= Instructions to follow =
Copy every line of the following data that includes the string "legend".

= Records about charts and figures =
+++
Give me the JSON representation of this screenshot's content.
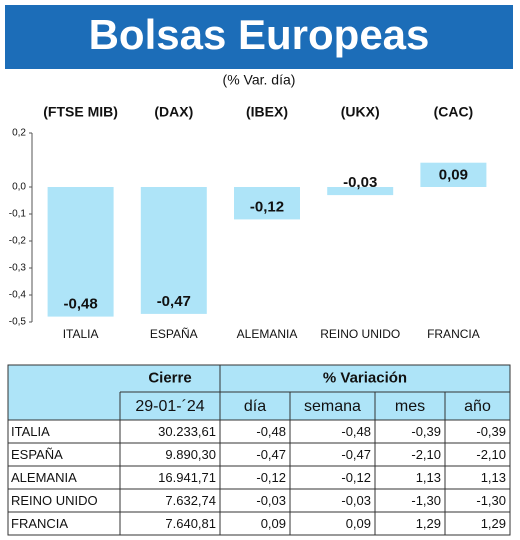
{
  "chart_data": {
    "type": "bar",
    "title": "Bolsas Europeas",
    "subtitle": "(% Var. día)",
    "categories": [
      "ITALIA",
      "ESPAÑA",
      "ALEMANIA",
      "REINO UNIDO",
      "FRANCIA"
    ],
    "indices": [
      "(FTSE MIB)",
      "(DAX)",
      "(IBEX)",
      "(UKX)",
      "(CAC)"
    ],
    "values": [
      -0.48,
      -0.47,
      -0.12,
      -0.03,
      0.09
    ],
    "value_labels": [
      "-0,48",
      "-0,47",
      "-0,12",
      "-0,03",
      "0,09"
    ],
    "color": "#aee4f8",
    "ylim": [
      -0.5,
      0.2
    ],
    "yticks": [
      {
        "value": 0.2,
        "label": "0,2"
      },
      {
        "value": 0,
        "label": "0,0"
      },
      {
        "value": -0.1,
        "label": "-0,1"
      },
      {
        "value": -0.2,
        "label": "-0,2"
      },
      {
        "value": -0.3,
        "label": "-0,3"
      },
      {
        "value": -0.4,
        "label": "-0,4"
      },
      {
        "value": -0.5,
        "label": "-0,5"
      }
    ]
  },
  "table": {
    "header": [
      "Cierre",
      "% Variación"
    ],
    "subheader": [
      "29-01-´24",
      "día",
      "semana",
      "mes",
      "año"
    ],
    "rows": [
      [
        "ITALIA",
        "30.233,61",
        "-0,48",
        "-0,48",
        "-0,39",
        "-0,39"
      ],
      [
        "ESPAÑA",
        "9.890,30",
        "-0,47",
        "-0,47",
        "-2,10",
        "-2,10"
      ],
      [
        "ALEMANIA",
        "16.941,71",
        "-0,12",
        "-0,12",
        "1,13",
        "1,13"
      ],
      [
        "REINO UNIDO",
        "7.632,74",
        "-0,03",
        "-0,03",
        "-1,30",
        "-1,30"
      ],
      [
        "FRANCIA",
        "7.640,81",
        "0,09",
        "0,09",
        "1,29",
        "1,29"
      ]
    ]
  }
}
+++
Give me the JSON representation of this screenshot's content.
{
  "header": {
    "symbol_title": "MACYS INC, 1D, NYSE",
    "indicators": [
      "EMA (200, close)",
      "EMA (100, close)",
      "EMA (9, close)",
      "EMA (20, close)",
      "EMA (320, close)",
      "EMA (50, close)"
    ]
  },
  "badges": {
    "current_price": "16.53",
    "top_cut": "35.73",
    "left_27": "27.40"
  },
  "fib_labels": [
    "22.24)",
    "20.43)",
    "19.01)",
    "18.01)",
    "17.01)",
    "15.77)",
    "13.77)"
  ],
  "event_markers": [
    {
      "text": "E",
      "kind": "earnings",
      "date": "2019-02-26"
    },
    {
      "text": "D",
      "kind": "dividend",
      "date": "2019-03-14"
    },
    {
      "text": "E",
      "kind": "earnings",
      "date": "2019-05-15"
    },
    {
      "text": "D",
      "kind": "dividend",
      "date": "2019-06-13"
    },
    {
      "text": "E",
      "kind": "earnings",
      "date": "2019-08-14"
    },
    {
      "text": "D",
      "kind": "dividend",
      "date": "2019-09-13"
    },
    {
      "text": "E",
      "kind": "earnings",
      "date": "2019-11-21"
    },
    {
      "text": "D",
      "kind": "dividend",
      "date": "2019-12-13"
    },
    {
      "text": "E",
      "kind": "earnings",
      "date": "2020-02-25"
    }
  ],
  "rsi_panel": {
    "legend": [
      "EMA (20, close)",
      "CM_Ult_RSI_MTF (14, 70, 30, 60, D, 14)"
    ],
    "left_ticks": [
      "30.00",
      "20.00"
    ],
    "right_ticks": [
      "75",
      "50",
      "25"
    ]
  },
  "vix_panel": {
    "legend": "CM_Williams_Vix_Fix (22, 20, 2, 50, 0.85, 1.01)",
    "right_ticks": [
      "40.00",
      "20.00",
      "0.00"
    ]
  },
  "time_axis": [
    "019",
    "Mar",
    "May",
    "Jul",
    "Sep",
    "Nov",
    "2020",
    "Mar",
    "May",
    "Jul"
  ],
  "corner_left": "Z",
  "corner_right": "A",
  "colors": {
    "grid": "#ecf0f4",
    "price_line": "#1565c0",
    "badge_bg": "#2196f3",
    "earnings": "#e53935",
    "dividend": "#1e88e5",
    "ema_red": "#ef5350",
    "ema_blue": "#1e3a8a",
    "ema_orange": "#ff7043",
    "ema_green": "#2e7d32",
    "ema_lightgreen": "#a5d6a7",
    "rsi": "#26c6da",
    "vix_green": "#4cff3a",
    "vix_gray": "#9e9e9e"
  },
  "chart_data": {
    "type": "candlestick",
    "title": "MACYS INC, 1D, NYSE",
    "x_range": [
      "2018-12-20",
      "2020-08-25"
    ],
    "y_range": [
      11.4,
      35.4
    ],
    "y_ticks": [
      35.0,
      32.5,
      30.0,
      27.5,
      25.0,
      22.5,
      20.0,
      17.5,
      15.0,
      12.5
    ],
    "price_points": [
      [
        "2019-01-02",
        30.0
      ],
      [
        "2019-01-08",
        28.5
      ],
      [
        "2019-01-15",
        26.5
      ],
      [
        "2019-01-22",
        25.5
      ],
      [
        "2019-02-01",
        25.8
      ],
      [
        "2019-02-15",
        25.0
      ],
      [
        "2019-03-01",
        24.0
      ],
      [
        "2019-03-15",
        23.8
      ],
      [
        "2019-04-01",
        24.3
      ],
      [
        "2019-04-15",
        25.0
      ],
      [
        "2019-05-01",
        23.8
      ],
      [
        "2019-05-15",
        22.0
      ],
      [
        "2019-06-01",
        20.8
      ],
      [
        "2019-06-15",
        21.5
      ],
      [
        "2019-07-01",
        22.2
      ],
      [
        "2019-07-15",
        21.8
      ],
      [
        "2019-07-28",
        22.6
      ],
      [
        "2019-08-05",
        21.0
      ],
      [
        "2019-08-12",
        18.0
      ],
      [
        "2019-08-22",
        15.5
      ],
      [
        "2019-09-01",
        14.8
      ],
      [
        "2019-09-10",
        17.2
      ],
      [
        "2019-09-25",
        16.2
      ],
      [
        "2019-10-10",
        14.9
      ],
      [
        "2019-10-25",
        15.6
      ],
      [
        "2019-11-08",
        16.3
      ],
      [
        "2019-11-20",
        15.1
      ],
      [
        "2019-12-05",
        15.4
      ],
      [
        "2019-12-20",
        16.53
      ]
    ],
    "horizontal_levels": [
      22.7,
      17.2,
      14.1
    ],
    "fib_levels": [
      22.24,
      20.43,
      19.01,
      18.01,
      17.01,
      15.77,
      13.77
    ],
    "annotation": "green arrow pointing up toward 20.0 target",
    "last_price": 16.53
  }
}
+++
= Solution to this task =
    "legend": [
    "legend": "CM_Williams_Vix_Fix (22, 20, 2, 50, 0.85, 1.01)",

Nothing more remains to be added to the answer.